**Passage shown:**

⟨

Page 22: "Almost all the secrets have to do with the past of
our planet, the history and the origin of humanity (how and where?), the
reason for our being here, the so-called UFOs and the consequences thereof (UFOs
= Unknown Flying Objects, the common name for flying devices with two
counter-rotating magnetic fields, mostly cigar- or saucer-shaped and of
terrestrial or extraterrestrial origin). I presume that the word UFO is not welcome to some.
That is why it is so important to be open for new things! And the
subject of UFOs is not new, on the contrary. People in Europe have been just
as misinformed as everyone else upon this Earth where UFOs are concerned.
And that again has to do with the Illuminati who control the media! Especially here in Germany. I would like to give
here an example to show just how real and earthly the background to this
phenomenon can be: Beside the "THULE-GESELLSCHAFT" (Thule Society)

⟩

**Dataset excerpt:**
⟨

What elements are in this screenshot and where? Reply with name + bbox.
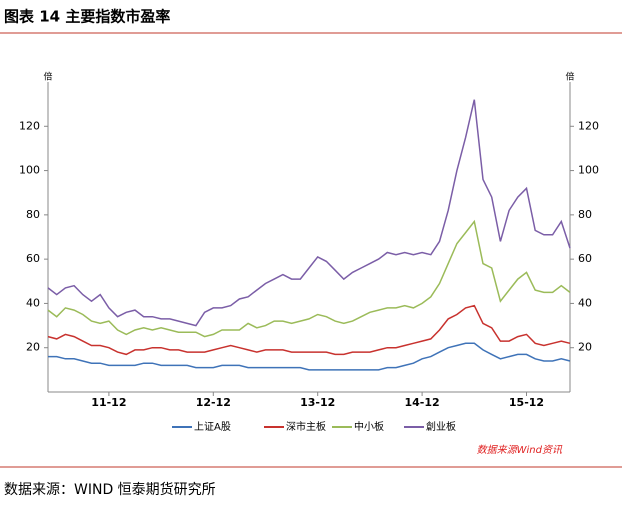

⟩

**Exercise A:**
Return, word for word, everything in the passage about UFOs from "That is why" down to "UFOs are concerned.".
**Exercise B:**
In the passage about UFOs, what words does the abbreviation UFO stand for?

**Complete output A:**
That is why it is so important to be open for new things! And the
subject of UFOs is not new, on the contrary. People in Europe have been just
as misinformed as everyone else upon this Earth where UFOs are concerned.

**Complete output B:**
Unknown Flying Objects